To do
#1 Transcribe word for word the passage of the sermon on Abraham and Isaac starting at "No, as the Scriptures" and ending at "be sacrificed instead.".
#2 Pick up the sermon on Abraham and Isaac after its last sentence and keep writing it.

Reading text
------

Text: John 8:46-59
Before Abraham was – Jesus is. Jesus is the great I AM. God in the flesh. So it is no surprise at all that Jesus saw Abraham's day. But what of this: Jesus says that Abraham saw Jesus' day and he rejoiced. How did Abraham see Jesus' day some 2000 years before the Son of God took up flesh in Mary's womb?
Abraham saw Jesus' day and he rejoiced on that terrible day on Mount Moriah. For on that day Abraham traded in his eyes of flesh for eyes of faith. And never was there an eye transplant so difficult and painful. For God himself told Abraham to take Isaac up the mountain, slit his throat and burn his body in sacrifice. Had God gone mad? Hadn't he promised Abraham to make his descendants a great nation? Hadn't God given Isaac to Abraham and Sarah when their bodies were far beyond child bearing years? Hadn't God rejected Abraham's son Ishmael – the son of the bondwoman – in favor of Isaac, saying that through Isaac Abraham's seed would be counted? And now this! Was God a liar? Was he breaking his promise?
These questions are not far from your heart, beloved. You too have wondered if God has abandoned you, if all hope was lost. You too have doubted God's goodness and wavered and been afraid. So repent. And look at Father Abraham and how this story turns out. Gain with him eyes of faith and lose your eyes of flesh.
For in the face of this madness, Abraham believes in the Lord; he trusts in his goodness; he will not let appearances deceive him. He knows that what the Lord says is always for good. So he takes Isaac up the mountain. He endures the poor boy's heart-breaking question, “Father, here is the wood, but where is the lamb for the sacrifice?” Abraham replies in faith: “God himself will provide the lamb.” Little did Isaac know that his father was taking him up the mountain as the lamb appointed for the sacrifice.
For a sacrifice is what is required for sin. The wages of sin is death, as St. Paul tells us: and so throughout the Old Testament, the people are required to spill blood for the forgiveness of sin. Sin and death go together. Someone has to pay the debt that sin incurs. God showed this by example, killing an animal so that he might cloth Adam and Eve after the very first sin. And now here is Abraham, called upon to sacrifice not a mere animal, but his son Isaac. Surely, this is a sign of what we all know to be true: Not all the blood of beasts on Jewish and pagan altars slain could give the guilty conscience peace or take away the stain of sin. That's just silly. What is an animal's death compared to the weight of God's wrath against sin? And why should an animal die when it is we humans who have sinned?
No, as the Scriptures say, “The soul who sins shall die.” And so Isaac is marched up the mountain to die. Every sinner has earned that march with his sin: for all people have sinned and so all deserve death. So Isaac is bound, laid upon the wood of the fire, and the knife is lifted up. The weight of sin is about about to fall on Isaac – but God intervenes. He stops Abraham's hand. The knife which held the punishment for sin is sheathed and God sends Abraham a ram to be sacrificed instead.

------

Collected data
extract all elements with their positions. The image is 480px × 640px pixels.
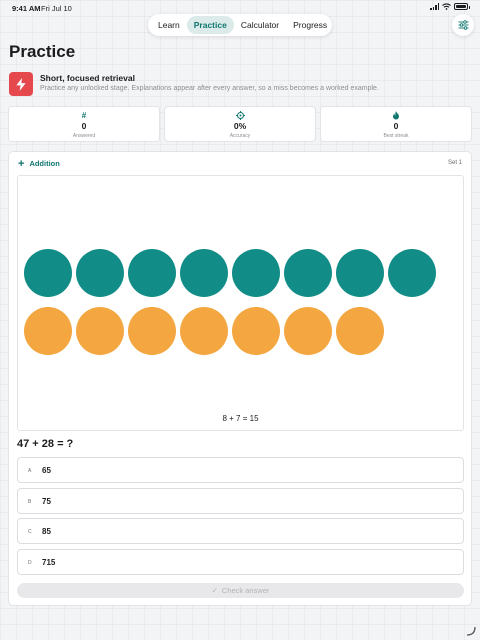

------

Answers
#1
No, as the Scriptures say, “The soul who sins shall die.” And so Isaac is marched up the mountain to die. Every sinner has earned that march with his sin: for all people have sinned and so all deserve death. So Isaac is bound, laid upon the wood of the fire, and the knife is lifted up. The weight of sin is about about to fall on Isaac – but God intervenes. He stops Abraham's hand. The knife which held the punishment for sin is sheathed and God sends Abraham a ram to be sacrificed instead.

#2
But how does this help? Haven't we just said that an animal's death won't do it? Haven't we said that mankind should die for mankind's sins? And now we're back to rams? And hadn't Abraham said that God would provide a lamb and not a ram? And there is the key to the mystery. God will provide a Lamb – and not a ram. The ram that was there as a substitute for Isaac could not be the be all and end all. That was not the promise. God said that mankind should die for mankind's sin and he revealed to Abraham that he would provide a Lamb for this sacrifice. But then no lamb is produced. And then Abraham sees. Then Abraham stops seeing with the eyes of flesh and starts seeing with the eyes of faith: and so he calls the place Moriah, the Lord will provide.
For now Abraham sees the day of Jesus some 2000 years in the future and he rejoices. For now Abraham looks right through his son Isaac and sees Jesus. He is the real Lamb of God. He is the Man who will die for all mankind's sin. Of course! God is kind and merciful – but God is just and holy. There must be death for sin – but there will be a Lamb to take the sin away so that Isaac and all men might go free. The Son will die by the knife of wrath wielded by his Father: but it will not be Abraham and Isaac who play these roles. Rather, Jesus, the Son of God in the flesh, shall willingly lay down his life and suffer at his Father's behest.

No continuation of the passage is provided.